POLECENIE A: Proszę przepisać bez zmian wiersze z rekordów, od wiersza zawierającego „legend-label: 12 mon” aż do wiersza zawierającego „y-tick-label: $7.50 <box>46 154 84 171</box>” włącznie.

TEKST ŹRÓDŁOWY:
Krzysztof Wyszkowski: Wałęsa żąda ode mnie ogłoszenia, że nie był TW SB

Lech Wałęsa kolejny raz pozwał Krzysztofa Wyszkowskiego za naruszenie swoich dóbr osobistych nieprawdziwymi wypowiedziami. Chodzi o te, w których pozwany sugerował, że wygrał wcześniejszy proces z Wałęsą i nazywał go tajnym współpracownikiem, który brał pieniądze od SB za donoszenie na kolegów. Wyszkowski opublikował na swojej stronie pozew, który otrzymał 16 września.
T. Gutry Krzysztof Wyszkowski: Wałęsa żąda ode mnie ogłoszenia, że nie był TW SB
T. Gutry / Tygodnik Solidarność
Kancelaria reprezentująca Lecha Wałęse wnosi m. in. o:
 

"Zobowiązanie Pozwanego Krzysztofa Wyszkowskiego do zaniechania działań naruszających dobra osobiste Pana Lecha Wałęsy poprzez zaniechanie rozpowszechniania i publikowania nieprawdziwych informacji stanowiących, że Pan Lech Wałęsa przegrał z Pozwanym Krzysztofem Wyszkowskim proces sądowy o naruszenie dóbr osobistych Pana Lecha Wałęsy, wszczęty w związku z oświadczeniami Pozwanego Krzysztofa Wyszkowskiego, iż Pan Lech Wałęsa współpracował ze Służbą Bezpieczeństwa i pobierał za to pieniądze;"

REKORDY DANYCH:

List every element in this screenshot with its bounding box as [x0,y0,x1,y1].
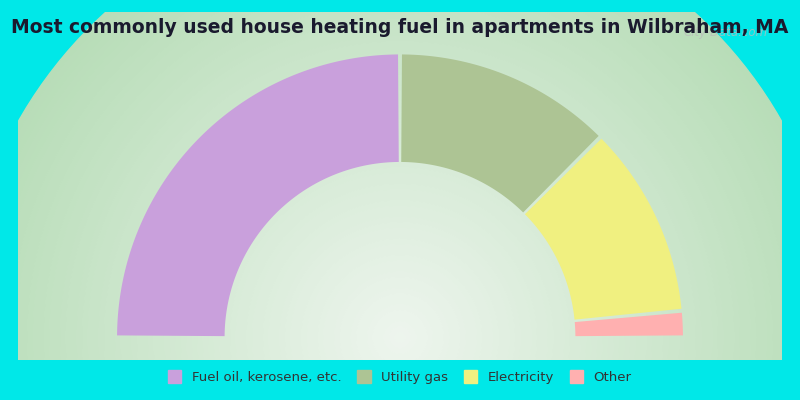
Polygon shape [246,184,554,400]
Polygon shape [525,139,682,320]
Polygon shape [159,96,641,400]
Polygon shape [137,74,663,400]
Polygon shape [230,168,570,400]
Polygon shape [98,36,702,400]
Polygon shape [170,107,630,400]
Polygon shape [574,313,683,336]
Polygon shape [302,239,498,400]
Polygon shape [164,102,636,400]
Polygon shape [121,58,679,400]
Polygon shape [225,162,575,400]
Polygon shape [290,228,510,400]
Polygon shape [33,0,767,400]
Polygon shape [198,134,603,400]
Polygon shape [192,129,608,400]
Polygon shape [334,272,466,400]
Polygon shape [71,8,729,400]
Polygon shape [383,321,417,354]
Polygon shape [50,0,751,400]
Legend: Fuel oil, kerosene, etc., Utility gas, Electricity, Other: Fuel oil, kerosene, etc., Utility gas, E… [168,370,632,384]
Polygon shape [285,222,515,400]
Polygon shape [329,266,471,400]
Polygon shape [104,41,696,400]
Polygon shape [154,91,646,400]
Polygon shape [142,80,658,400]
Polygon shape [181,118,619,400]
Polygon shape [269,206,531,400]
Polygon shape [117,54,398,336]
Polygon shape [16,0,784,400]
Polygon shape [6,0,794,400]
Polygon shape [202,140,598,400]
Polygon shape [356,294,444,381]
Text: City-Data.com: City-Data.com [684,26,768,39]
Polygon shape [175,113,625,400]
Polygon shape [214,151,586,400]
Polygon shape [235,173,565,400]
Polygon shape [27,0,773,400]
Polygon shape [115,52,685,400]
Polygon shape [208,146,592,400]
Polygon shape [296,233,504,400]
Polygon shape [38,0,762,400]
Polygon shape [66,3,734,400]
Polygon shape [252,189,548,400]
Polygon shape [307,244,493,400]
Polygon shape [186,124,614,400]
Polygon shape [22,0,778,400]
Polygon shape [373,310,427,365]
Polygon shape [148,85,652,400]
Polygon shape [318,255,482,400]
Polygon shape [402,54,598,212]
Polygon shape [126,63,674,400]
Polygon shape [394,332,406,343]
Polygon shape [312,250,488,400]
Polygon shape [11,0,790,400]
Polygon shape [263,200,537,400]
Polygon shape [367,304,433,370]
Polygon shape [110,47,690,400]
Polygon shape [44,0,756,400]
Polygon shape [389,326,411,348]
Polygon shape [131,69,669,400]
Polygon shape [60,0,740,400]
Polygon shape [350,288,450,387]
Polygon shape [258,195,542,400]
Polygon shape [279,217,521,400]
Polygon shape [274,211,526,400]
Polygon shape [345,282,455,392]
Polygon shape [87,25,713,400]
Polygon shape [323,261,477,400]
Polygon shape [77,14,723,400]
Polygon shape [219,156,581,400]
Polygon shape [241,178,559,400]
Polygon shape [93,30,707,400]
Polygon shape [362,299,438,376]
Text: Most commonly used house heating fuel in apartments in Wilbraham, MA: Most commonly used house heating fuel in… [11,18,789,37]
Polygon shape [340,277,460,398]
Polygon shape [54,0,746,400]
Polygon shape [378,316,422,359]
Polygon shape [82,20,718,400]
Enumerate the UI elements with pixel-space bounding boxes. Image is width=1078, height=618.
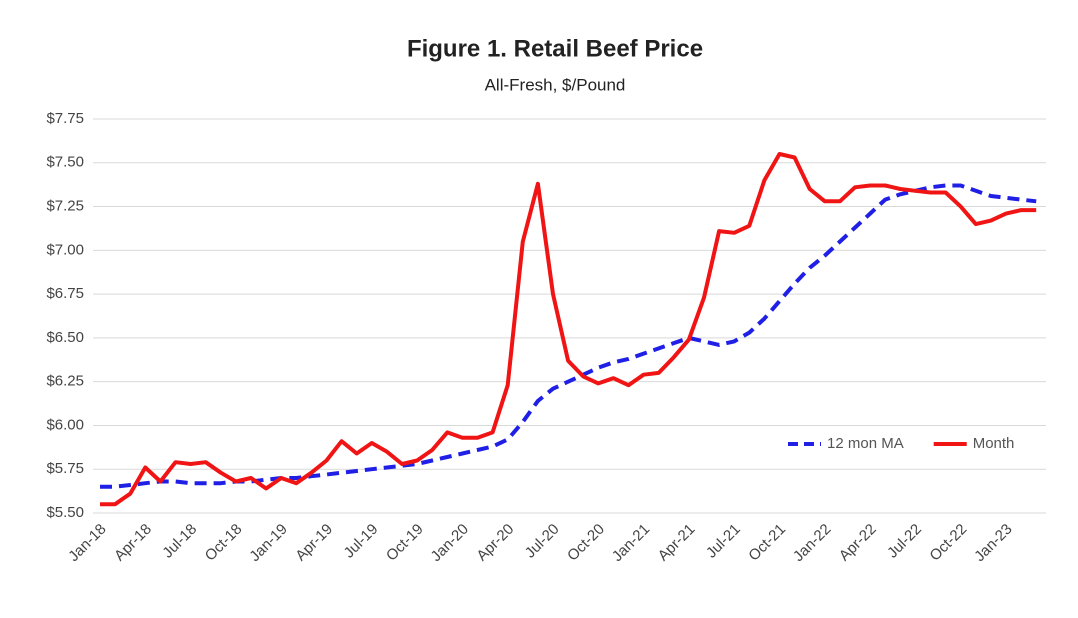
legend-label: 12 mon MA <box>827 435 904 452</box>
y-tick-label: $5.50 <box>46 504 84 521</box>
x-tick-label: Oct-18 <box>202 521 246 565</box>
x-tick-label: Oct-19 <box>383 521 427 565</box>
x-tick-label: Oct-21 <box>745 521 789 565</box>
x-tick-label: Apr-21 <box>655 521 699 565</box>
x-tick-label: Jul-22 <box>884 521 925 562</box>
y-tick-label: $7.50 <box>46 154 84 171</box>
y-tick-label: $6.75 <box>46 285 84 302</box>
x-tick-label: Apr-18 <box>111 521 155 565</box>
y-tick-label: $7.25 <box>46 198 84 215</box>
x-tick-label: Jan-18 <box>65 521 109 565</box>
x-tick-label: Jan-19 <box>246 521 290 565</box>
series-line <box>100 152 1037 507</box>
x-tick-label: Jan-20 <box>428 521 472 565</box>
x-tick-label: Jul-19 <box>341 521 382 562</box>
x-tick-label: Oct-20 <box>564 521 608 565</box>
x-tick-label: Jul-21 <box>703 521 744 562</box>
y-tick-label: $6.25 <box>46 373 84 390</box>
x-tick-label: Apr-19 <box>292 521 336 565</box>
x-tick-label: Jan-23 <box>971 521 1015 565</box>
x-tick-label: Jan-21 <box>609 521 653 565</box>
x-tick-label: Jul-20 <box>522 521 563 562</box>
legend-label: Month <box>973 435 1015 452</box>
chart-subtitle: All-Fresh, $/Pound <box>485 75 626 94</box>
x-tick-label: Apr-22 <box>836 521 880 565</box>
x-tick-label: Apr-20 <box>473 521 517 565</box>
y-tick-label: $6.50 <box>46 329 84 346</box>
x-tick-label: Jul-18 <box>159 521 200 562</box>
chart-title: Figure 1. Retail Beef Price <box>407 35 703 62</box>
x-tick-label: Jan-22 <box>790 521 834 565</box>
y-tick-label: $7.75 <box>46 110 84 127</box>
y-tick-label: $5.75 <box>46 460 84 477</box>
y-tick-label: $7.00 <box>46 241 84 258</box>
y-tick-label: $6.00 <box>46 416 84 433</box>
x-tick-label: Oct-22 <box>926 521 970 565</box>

POLECENIE B: Którego dnia, zgodnie z tekstem o pozwie Lecha Wałęsy, Krzysztof Wyszkowski otrzymał pozew?

POPRAWNA ODPOWIEDŹ A:
legend-label: 12 mon MA <box>827 435 904 452</box>
y-tick-label: $5.50 <box>46 504 84 521</box>
x-tick-label: Oct-18 <box>202 521 246 565</box>
x-tick-label: Oct-19 <box>383 521 427 565</box>
x-tick-label: Oct-21 <box>745 521 789 565</box>
x-tick-label: Apr-21 <box>655 521 699 565</box>
x-tick-label: Jul-22 <box>884 521 925 562</box>
y-tick-label: $7.50 <box>46 154 84 171</box>

POPRAWNA ODPOWIEDŹ B: 16 września.